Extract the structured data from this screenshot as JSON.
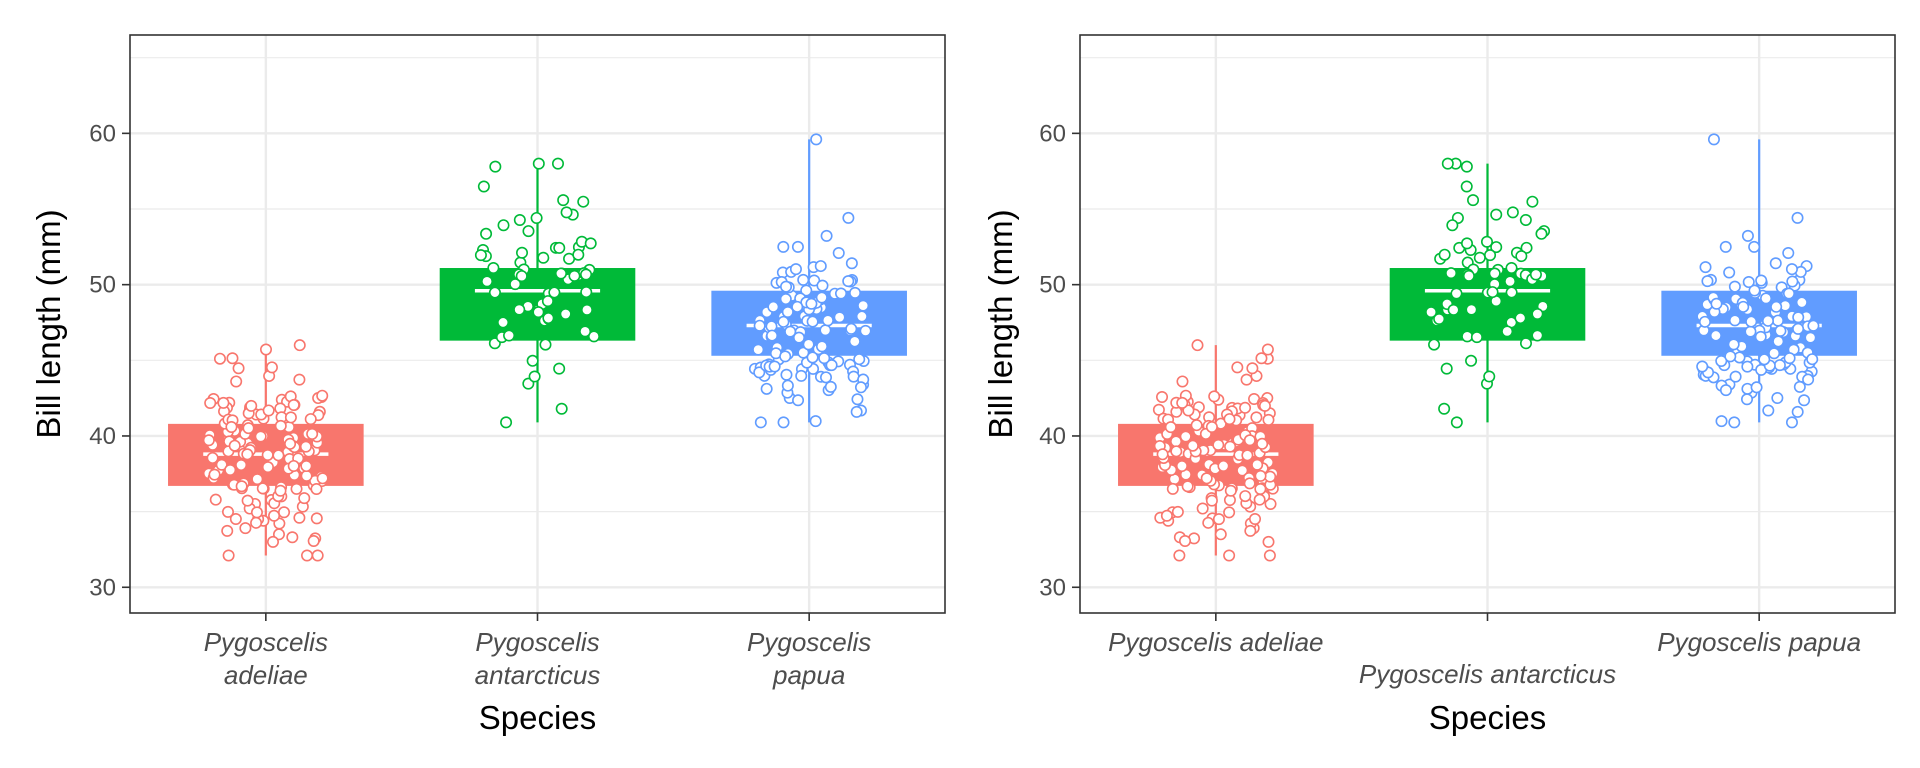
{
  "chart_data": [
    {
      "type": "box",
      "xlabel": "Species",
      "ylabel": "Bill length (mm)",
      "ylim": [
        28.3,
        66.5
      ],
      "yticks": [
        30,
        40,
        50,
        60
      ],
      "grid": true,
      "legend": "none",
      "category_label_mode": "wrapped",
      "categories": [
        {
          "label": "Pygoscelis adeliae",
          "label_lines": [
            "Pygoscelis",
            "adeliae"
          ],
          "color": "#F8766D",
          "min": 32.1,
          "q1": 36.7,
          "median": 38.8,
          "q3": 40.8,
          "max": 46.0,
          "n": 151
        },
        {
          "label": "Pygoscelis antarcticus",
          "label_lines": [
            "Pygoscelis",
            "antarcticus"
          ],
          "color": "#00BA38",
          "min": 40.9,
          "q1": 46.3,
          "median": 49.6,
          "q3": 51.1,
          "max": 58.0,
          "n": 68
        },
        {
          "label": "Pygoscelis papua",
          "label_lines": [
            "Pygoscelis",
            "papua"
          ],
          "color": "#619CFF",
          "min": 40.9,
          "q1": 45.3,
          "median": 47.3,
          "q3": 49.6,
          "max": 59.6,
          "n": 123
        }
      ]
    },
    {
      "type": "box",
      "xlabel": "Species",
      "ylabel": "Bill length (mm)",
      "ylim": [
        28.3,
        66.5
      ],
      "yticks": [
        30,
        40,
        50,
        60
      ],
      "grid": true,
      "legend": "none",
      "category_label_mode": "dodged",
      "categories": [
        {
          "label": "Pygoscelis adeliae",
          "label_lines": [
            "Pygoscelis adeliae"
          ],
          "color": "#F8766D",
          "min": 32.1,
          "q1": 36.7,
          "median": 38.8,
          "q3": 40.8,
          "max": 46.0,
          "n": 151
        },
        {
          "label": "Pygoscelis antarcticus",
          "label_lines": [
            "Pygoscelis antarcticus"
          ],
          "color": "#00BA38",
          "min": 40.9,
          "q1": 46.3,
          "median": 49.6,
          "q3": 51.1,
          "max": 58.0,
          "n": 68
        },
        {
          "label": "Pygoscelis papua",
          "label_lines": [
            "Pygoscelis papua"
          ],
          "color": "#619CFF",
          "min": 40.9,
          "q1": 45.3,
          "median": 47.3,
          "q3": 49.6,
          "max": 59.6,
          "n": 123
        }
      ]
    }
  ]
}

· · · · · · ·

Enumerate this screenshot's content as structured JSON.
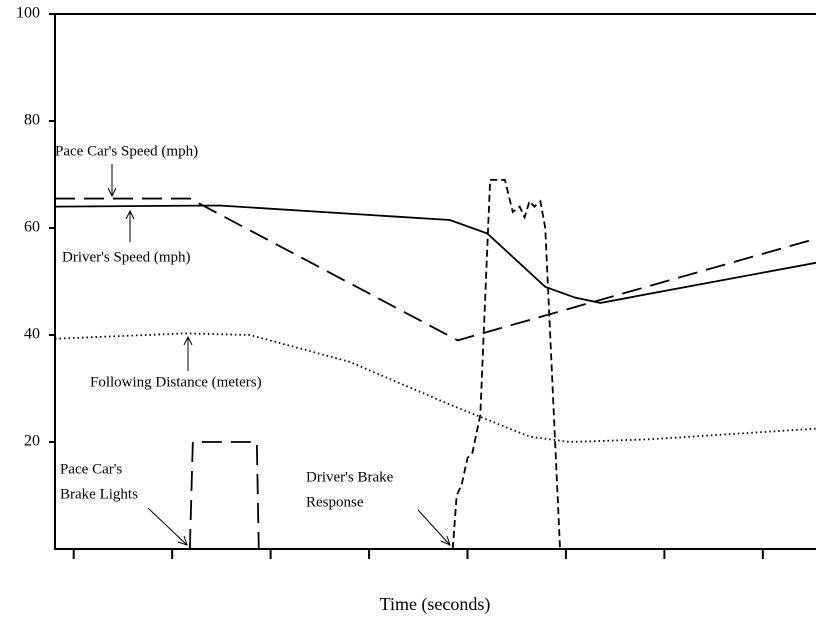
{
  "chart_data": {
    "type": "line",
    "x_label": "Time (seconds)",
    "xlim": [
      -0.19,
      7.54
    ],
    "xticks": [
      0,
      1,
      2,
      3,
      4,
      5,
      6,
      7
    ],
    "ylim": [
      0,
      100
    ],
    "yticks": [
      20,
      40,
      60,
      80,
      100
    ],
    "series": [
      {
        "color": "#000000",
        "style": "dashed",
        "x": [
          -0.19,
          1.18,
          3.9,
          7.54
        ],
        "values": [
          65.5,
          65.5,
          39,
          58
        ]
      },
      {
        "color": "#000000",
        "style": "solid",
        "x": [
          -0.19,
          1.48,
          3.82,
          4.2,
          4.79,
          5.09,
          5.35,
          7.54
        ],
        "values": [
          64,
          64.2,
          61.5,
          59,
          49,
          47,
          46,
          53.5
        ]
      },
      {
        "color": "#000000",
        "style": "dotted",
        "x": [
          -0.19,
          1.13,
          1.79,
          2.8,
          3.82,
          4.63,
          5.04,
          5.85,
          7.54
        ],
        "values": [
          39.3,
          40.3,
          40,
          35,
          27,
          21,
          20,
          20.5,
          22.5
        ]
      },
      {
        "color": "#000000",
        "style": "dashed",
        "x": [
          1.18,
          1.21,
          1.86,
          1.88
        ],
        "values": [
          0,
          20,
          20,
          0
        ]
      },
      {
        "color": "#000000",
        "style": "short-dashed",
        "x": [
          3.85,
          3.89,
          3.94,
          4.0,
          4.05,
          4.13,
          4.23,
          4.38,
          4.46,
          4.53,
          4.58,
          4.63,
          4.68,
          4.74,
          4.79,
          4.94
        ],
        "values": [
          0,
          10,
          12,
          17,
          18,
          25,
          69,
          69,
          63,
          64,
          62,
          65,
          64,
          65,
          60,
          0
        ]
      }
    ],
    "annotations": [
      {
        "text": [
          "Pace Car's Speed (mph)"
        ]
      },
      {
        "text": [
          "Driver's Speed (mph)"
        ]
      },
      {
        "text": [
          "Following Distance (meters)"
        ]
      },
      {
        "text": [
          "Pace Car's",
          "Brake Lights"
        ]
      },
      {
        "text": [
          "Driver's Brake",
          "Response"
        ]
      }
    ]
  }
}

· · · · · · ·

GIVEN INSTRUCTION: Locate all lines in the listing above with the word "style". Copy them.

WORKED ANSWER:
        "style": "dashed",
        "style": "solid",
        "style": "dotted",
        "style": "dashed",
        "style": "short-dashed",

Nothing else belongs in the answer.